━━━━━ Supplied data ━━━━━
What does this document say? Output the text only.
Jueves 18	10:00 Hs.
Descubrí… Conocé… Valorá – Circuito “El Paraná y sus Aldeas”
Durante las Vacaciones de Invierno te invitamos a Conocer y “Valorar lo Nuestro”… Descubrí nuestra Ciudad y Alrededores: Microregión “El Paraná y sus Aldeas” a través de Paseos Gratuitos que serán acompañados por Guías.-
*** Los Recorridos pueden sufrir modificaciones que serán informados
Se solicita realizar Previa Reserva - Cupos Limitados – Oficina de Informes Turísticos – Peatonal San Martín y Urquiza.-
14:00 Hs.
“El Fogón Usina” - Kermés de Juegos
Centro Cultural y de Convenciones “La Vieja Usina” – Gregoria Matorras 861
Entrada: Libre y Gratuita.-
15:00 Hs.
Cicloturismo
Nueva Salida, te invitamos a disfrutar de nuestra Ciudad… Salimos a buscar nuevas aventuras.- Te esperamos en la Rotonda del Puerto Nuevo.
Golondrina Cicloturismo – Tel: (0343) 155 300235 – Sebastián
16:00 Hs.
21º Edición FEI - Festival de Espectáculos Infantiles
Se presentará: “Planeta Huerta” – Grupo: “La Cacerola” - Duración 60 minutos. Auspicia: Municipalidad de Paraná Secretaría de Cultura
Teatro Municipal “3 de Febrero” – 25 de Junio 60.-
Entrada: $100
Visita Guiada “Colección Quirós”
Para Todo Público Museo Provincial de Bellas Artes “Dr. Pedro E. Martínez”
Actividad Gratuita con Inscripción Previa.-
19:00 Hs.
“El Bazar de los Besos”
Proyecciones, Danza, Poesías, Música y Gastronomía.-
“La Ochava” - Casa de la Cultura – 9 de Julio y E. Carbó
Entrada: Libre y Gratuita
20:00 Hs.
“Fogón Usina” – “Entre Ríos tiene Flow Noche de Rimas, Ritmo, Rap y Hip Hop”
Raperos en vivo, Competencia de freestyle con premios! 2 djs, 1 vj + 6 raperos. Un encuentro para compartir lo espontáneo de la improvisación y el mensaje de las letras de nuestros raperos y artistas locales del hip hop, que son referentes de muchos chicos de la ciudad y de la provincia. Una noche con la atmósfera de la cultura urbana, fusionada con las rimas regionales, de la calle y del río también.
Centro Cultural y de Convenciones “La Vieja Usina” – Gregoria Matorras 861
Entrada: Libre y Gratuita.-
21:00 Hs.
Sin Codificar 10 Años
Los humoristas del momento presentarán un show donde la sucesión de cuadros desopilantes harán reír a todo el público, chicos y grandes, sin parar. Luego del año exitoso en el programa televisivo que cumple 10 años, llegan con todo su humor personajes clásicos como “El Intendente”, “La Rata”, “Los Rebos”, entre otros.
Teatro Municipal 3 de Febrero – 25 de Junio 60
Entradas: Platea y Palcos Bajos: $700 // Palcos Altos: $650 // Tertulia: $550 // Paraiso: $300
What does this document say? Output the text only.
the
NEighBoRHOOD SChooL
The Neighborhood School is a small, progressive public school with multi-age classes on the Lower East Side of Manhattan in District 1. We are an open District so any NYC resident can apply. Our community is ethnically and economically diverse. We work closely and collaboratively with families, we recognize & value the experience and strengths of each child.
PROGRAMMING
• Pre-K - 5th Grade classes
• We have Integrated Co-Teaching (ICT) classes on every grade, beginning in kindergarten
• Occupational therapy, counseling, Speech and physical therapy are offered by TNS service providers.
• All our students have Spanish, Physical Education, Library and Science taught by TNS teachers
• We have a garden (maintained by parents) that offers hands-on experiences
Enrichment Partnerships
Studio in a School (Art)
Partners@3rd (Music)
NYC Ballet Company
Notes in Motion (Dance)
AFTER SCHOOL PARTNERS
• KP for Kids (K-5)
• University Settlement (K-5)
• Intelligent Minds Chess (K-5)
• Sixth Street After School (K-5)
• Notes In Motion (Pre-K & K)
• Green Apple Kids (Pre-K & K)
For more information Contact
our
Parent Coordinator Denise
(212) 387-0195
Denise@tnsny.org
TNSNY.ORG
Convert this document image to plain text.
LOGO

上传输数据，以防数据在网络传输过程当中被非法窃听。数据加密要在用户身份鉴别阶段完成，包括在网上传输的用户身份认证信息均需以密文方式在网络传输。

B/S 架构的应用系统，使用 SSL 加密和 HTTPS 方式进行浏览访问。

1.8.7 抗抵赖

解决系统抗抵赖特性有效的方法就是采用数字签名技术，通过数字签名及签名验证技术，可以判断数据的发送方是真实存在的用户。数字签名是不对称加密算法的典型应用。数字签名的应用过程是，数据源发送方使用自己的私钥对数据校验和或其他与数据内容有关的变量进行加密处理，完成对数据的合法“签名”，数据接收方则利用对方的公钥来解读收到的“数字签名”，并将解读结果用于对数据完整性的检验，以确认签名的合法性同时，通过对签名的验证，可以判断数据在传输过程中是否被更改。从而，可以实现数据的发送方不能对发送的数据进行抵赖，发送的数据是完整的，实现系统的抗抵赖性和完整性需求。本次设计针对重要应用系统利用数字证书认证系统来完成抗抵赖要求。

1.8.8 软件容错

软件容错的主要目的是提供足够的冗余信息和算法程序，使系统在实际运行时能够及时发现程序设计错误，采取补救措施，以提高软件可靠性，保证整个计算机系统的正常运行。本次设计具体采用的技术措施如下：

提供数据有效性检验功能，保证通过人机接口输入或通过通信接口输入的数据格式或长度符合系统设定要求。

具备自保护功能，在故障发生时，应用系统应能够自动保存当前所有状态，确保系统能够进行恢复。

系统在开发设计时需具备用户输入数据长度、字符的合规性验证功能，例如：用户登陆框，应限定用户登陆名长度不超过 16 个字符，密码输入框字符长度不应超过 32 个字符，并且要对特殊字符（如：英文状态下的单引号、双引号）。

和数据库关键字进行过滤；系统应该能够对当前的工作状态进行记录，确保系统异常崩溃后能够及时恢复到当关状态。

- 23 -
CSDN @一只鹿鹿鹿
━━━━━
Each record must be returned exactly as it is written.

Exercise result:
What does this document say? Output the text only.
Jueves 18	10:00 Hs.
Descubrí… Conocé… Valorá – Circuito “El Paraná y sus Aldeas”
Durante las Vacaciones de Invierno te invitamos a Conocer y “Valorar lo Nuestro”… Descubrí nuestra Ciudad y Alrededores: Microregión “El Paraná y sus Aldeas” a través de Paseos Gratuitos que serán acompañados por Guías.-
*** Los Recorridos pueden sufrir modificaciones que serán informados
Se solicita realizar Previa Reserva - Cupos Limitados – Oficina de Informes Turísticos – Peatonal San Martín y Urquiza.-
14:00 Hs.
“El Fogón Usina” - Kermés de Juegos
Centro Cultural y de Convenciones “La Vieja Usina” – Gregoria Matorras 861
Entrada: Libre y Gratuita.-
15:00 Hs.
Cicloturismo
Nueva Salida, te invitamos a disfrutar de nuestra Ciudad… Salimos a buscar nuevas aventuras.- Te esperamos en la Rotonda del Puerto Nuevo.
Golondrina Cicloturismo – Tel: (0343) 155 300235 – Sebastián
16:00 Hs.
21º Edición FEI - Festival de Espectáculos Infantiles
Se presentará: “Planeta Huerta” – Grupo: “La Cacerola” - Duración 60 minutos. Auspicia: Municipalidad de Paraná Secretaría de Cultura
Teatro Municipal “3 de Febrero” – 25 de Junio 60.-
Entrada: $100
Visita Guiada “Colección Quirós”
Para Todo Público Museo Provincial de Bellas Artes “Dr. Pedro E. Martínez”
Actividad Gratuita con Inscripción Previa.-
19:00 Hs.
“El Bazar de los Besos”
Proyecciones, Danza, Poesías, Música y Gastronomía.-
“La Ochava” - Casa de la Cultura – 9 de Julio y E. Carbó
Entrada: Libre y Gratuita
20:00 Hs.
“Fogón Usina” – “Entre Ríos tiene Flow Noche de Rimas, Ritmo, Rap y Hip Hop”
Raperos en vivo, Competencia de freestyle con premios! 2 djs, 1 vj + 6 raperos. Un encuentro para compartir lo espontáneo de la improvisación y el mensaje de las letras de nuestros raperos y artistas locales del hip hop, que son referentes de muchos chicos de la ciudad y de la provincia. Una noche con la atmósfera de la cultura urbana, fusionada con las rimas regionales, de la calle y del río también.
Centro Cultural y de Convenciones “La Vieja Usina” – Gregoria Matorras 861
Entrada: Libre y Gratuita.-
21:00 Hs.
Sin Codificar 10 Años
Los humoristas del momento presentarán un show donde la sucesión de cuadros desopilantes harán reír a todo el público, chicos y grandes, sin parar. Luego del año exitoso en el programa televisivo que cumple 10 años, llegan con todo su humor personajes clásicos como “El Intendente”, “La Rata”, “Los Rebos”, entre otros.
Teatro Municipal 3 de Febrero – 25 de Junio 60
Entradas: Platea y Palcos Bajos: $700 // Palcos Altos: $650 // Tertulia: $550 // Paraiso: $300
What does this document say? Output the text only.
the
NEighBoRHOOD SChooL
The Neighborhood School is a small, progressive public school with multi-age classes on the Lower East Side of Manhattan in District 1. We are an open District so any NYC resident can apply. Our community is ethnically and economically diverse. We work closely and collaboratively with families, we recognize & value the experience and strengths of each child.
PROGRAMMING
• Pre-K - 5th Grade classes
• We have Integrated Co-Teaching (ICT) classes on every grade, beginning in kindergarten
• Occupational therapy, counseling, Speech and physical therapy are offered by TNS service providers.
• All our students have Spanish, Physical Education, Library and Science taught by TNS teachers
• We have a garden (maintained by parents) that offers hands-on experiences
Enrichment Partnerships
Studio in a School (Art)
Partners@3rd (Music)
NYC Ballet Company
Notes in Motion (Dance)
AFTER SCHOOL PARTNERS
• KP for Kids (K-5)
• University Settlement (K-5)
• Intelligent Minds Chess (K-5)
• Sixth Street After School (K-5)
• Notes In Motion (Pre-K & K)
• Green Apple Kids (Pre-K & K)
For more information Contact
our
Parent Coordinator Denise
(212) 387-0195
Denise@tnsny.org
TNSNY.ORG
Convert this document image to plain text.
LOGO

上传输数据，以防数据在网络传输过程当中被非法窃听。数据加密要在用户身份鉴别阶段完成，包括在网上传输的用户身份认证信息均需以密文方式在网络传输。

B/S 架构的应用系统，使用 SSL 加密和 HTTPS 方式进行浏览访问。

1.8.7 抗抵赖

解决系统抗抵赖特性有效的方法就是采用数字签名技术，通过数字签名及签名验证技术，可以判断数据的发送方是真实存在的用户。数字签名是不对称加密算法的典型应用。数字签名的应用过程是，数据源发送方使用自己的私钥对数据校验和或其他与数据内容有关的变量进行加密处理，完成对数据的合法“签名”，数据接收方则利用对方的公钥来解读收到的“数字签名”，并将解读结果用于对数据完整性的检验，以确认签名的合法性同时，通过对签名的验证，可以判断数据在传输过程中是否被更改。从而，可以实现数据的发送方不能对发送的数据进行抵赖，发送的数据是完整的，实现系统的抗抵赖性和完整性需求。本次设计针对重要应用系统利用数字证书认证系统来完成抗抵赖要求。

1.8.8 软件容错

软件容错的主要目的是提供足够的冗余信息和算法程序，使系统在实际运行时能够及时发现程序设计错误，采取补救措施，以提高软件可靠性，保证整个计算机系统的正常运行。本次设计具体采用的技术措施如下：

提供数据有效性检验功能，保证通过人机接口输入或通过通信接口输入的数据格式或长度符合系统设定要求。

具备自保护功能，在故障发生时，应用系统应能够自动保存当前所有状态，确保系统能够进行恢复。

系统在开发设计时需具备用户输入数据长度、字符的合规性验证功能，例如：用户登陆框，应限定用户登陆名长度不超过 16 个字符，密码输入框字符长度不应超过 32 个字符，并且要对特殊字符（如：英文状态下的单引号、双引号）。

和数据库关键字进行过滤；系统应该能够对当前的工作状态进行记录，确保系统异常崩溃后能够及时恢复到当关状态。

- 23 -
CSDN @一只鹿鹿鹿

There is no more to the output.